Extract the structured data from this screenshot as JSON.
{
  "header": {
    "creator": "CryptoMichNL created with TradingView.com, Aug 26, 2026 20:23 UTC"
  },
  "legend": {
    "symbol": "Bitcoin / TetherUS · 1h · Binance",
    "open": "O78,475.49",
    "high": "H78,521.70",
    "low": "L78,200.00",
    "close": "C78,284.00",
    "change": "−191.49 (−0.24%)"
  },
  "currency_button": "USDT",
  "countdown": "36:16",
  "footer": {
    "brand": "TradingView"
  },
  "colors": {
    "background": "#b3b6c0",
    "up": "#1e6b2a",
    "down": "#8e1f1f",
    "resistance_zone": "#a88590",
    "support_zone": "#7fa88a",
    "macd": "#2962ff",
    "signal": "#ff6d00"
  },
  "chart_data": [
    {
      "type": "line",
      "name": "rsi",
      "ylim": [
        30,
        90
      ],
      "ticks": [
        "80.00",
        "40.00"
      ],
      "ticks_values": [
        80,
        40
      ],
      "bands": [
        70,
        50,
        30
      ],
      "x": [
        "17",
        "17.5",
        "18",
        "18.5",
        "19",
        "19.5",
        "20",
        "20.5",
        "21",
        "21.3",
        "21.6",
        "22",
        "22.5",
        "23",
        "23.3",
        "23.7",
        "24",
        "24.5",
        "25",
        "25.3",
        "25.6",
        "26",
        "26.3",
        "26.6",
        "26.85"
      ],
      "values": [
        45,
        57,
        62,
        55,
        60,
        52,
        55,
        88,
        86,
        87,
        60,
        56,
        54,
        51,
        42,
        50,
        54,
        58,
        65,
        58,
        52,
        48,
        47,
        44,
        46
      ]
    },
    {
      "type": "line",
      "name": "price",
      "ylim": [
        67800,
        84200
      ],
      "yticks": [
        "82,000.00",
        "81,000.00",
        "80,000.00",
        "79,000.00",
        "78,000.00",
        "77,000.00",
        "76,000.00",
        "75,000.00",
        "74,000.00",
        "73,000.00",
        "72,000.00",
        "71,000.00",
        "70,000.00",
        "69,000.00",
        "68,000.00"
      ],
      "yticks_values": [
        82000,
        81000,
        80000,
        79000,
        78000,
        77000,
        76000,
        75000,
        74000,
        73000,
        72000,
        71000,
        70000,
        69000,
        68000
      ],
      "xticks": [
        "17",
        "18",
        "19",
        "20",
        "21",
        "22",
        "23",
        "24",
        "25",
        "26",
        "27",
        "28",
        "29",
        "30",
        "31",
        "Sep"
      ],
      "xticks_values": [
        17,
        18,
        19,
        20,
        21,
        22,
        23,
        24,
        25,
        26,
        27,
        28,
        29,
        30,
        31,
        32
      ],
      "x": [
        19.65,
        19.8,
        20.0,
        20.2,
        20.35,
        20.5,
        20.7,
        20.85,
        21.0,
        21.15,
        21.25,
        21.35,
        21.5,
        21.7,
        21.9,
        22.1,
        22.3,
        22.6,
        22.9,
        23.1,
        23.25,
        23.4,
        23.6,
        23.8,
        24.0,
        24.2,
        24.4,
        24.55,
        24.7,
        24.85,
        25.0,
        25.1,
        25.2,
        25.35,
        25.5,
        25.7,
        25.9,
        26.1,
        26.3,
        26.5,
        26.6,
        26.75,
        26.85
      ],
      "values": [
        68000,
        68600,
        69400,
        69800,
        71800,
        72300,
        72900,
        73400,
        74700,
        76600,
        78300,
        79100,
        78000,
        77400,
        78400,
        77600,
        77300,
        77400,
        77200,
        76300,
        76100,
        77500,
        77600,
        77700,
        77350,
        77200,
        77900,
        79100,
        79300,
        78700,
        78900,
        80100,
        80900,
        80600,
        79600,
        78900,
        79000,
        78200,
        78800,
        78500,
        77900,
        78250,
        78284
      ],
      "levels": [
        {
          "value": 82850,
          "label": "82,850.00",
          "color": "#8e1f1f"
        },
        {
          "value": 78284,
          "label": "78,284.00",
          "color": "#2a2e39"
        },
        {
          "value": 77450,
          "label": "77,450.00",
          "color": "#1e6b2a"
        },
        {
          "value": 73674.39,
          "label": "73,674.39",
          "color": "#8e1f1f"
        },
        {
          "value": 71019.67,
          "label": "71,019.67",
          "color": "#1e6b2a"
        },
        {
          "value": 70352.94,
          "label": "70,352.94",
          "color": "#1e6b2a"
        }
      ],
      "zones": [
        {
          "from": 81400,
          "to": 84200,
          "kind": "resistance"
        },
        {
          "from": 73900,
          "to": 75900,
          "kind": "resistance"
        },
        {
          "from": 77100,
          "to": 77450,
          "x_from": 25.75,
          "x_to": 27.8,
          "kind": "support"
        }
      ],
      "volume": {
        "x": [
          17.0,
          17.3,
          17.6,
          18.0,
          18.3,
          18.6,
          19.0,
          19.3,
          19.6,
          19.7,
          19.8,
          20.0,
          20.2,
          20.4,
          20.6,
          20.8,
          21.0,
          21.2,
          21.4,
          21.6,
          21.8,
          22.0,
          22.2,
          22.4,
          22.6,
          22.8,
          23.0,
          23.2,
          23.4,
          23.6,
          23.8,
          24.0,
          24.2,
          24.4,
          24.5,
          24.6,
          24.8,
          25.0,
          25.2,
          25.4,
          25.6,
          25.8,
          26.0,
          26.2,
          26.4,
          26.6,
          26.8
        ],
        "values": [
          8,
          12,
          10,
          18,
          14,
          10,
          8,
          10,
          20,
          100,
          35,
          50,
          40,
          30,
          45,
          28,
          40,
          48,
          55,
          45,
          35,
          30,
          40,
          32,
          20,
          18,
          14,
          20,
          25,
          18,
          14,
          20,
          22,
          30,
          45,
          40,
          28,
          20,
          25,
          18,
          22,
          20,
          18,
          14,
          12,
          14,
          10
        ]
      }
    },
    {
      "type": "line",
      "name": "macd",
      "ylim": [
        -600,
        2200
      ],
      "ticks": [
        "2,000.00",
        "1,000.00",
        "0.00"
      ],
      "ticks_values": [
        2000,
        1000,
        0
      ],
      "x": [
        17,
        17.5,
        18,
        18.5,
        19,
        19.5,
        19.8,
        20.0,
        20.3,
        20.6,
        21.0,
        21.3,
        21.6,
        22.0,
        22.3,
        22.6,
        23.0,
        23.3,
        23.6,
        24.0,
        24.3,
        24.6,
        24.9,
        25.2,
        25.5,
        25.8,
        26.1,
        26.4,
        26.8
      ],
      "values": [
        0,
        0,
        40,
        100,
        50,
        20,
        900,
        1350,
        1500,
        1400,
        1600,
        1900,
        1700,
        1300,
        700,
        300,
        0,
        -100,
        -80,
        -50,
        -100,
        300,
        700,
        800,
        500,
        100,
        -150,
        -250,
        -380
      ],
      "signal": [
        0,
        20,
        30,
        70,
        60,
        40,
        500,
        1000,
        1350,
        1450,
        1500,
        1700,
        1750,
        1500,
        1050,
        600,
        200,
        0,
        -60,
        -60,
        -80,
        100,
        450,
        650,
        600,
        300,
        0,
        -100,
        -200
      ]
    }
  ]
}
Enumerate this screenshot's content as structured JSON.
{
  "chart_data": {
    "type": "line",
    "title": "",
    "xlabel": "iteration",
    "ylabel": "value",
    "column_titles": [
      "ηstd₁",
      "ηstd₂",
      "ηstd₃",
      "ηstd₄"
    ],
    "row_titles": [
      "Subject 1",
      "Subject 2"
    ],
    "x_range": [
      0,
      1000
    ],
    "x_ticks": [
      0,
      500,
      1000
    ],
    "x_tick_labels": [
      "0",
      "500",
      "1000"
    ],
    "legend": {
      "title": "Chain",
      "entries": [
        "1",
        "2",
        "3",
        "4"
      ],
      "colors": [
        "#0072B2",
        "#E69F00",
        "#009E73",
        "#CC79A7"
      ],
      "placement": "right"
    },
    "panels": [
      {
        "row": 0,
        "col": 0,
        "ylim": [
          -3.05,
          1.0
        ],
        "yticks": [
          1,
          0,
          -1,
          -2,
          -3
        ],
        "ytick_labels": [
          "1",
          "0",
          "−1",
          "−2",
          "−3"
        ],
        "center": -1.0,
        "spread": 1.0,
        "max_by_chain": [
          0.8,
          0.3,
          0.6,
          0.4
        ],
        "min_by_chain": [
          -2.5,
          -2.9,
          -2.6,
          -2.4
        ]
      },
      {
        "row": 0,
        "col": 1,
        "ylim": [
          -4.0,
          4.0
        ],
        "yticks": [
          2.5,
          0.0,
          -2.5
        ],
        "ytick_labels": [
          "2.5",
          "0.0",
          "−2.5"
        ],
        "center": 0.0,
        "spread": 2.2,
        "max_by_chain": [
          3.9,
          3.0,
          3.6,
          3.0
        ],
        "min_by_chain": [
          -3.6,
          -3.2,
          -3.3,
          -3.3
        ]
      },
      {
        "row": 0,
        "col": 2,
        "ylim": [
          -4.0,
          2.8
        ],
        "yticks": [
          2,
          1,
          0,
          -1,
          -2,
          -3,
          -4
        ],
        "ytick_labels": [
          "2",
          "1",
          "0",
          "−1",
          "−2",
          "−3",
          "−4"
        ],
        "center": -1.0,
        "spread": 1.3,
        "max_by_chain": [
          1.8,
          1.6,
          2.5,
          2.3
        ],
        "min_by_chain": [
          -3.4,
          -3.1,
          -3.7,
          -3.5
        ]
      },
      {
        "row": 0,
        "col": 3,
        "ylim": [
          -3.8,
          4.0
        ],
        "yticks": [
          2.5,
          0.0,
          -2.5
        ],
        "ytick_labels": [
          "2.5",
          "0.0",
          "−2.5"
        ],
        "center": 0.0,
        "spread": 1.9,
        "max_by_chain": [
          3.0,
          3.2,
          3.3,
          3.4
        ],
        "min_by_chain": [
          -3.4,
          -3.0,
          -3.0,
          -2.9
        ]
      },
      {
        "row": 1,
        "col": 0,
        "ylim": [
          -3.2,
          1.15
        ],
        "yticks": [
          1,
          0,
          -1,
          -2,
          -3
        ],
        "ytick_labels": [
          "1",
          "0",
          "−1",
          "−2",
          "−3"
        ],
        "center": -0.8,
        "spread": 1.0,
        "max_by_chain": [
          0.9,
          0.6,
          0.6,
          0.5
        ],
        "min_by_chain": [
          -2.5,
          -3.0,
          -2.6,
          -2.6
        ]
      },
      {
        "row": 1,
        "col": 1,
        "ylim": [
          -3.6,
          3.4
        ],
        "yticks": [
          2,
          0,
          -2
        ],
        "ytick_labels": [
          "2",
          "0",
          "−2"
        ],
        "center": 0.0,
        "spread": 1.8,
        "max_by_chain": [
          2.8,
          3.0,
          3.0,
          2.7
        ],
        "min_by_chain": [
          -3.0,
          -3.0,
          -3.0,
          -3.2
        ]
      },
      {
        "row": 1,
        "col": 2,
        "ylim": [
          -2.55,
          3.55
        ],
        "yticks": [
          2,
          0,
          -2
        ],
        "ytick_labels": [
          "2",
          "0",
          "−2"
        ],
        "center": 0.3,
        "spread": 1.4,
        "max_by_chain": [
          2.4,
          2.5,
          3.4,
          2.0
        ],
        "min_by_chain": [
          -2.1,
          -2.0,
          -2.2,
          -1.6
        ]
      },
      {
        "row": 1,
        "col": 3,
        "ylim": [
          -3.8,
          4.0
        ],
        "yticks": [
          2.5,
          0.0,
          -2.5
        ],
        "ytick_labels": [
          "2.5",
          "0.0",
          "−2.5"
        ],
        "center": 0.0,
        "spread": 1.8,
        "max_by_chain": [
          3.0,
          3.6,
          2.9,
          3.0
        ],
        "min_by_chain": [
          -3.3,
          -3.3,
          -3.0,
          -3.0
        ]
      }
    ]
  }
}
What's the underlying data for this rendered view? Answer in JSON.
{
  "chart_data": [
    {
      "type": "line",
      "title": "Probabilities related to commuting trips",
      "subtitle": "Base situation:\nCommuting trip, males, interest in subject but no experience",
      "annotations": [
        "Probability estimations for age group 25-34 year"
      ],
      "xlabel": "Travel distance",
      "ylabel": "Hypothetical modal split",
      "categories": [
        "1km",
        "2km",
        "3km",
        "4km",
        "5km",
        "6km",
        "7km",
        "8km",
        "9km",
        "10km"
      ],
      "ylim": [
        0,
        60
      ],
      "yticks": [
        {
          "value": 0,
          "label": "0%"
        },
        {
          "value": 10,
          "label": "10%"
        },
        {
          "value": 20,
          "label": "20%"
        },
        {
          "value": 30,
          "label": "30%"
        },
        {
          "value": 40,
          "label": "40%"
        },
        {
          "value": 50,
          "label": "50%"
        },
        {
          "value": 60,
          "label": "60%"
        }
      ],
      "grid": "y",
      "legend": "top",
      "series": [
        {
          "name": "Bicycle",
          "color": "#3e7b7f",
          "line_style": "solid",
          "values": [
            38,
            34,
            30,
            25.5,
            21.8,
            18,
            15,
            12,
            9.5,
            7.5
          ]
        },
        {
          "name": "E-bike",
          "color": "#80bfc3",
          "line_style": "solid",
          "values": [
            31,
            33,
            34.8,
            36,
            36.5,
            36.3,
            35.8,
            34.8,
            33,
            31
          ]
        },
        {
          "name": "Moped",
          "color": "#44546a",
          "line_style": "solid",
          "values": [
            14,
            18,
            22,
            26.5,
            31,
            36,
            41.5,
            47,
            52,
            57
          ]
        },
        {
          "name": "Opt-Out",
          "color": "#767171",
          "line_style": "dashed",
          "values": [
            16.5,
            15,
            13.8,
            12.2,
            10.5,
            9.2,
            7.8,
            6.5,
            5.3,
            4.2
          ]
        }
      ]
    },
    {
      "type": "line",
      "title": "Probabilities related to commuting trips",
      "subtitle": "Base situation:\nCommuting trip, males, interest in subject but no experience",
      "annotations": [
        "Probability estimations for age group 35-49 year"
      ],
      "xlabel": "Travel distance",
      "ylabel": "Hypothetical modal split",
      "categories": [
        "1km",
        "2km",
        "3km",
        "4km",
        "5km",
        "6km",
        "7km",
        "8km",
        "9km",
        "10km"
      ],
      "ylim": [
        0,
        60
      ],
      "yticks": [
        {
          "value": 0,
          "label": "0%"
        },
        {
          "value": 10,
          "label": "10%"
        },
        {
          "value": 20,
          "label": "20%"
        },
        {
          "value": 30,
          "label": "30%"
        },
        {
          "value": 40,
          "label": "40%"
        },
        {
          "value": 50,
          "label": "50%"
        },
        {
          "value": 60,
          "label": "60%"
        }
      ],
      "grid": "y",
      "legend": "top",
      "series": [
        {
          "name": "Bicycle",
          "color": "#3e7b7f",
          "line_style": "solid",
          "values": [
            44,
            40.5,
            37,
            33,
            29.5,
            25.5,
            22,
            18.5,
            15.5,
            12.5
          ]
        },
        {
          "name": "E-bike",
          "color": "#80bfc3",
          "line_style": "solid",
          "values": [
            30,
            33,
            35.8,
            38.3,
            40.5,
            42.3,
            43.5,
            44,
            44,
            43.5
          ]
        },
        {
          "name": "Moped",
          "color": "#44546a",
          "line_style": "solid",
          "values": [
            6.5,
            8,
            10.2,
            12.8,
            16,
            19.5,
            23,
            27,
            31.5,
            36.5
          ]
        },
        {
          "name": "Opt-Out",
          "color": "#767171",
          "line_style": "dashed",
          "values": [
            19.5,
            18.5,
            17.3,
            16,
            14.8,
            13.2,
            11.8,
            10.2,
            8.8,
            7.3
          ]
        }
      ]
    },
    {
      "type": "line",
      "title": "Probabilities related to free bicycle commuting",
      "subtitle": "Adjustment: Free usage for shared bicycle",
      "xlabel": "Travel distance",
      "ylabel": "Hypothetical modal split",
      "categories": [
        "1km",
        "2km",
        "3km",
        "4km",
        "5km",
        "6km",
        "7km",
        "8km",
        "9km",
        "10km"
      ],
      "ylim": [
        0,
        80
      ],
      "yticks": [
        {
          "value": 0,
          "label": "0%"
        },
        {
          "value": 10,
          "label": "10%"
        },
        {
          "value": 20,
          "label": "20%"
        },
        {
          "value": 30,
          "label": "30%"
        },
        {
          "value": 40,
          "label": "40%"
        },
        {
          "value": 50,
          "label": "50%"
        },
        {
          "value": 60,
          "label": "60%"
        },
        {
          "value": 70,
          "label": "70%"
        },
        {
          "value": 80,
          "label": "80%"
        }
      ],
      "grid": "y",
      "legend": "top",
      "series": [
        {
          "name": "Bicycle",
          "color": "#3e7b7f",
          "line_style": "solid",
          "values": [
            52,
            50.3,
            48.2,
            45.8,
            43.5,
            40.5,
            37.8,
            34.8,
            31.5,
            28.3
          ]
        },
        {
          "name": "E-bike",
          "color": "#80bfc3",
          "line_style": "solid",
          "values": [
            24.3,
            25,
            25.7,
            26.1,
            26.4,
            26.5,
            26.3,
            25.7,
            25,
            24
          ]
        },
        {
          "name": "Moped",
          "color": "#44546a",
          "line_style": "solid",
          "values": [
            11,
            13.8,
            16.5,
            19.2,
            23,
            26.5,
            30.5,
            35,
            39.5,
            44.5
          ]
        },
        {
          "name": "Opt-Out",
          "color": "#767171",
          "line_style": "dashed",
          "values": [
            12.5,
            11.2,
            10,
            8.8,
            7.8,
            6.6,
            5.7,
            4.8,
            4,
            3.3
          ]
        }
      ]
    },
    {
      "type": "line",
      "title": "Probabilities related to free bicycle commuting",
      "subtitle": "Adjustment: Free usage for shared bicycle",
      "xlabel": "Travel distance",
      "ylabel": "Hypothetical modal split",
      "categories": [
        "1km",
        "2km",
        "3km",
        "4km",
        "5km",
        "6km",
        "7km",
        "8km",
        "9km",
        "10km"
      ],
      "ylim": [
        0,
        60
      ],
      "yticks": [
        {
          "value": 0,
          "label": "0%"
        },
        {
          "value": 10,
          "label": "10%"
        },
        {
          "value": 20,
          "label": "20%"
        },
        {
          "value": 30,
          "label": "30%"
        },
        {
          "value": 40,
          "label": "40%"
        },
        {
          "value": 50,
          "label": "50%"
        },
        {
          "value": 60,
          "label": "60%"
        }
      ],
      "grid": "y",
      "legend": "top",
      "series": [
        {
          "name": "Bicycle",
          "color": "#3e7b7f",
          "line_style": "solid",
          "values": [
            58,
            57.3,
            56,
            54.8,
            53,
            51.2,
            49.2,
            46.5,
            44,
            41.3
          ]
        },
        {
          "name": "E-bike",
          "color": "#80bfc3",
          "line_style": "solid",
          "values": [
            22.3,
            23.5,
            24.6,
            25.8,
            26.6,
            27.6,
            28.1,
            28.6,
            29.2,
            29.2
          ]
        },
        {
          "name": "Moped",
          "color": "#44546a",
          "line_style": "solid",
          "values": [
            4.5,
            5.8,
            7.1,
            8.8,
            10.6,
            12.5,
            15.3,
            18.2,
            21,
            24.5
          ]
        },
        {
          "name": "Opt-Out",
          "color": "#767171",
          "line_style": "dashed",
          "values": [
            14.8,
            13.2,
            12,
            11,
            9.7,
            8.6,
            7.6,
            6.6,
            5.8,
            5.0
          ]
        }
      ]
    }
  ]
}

----------------

### [SHORT EXERCISE]
Pick out the lines that contain "Probability" and copy them.

### [OUTPUT OF THE EXERCISE]
        "Probability estimations for age group 25-34 year"
        "Probability estimations for age group 35-49 year"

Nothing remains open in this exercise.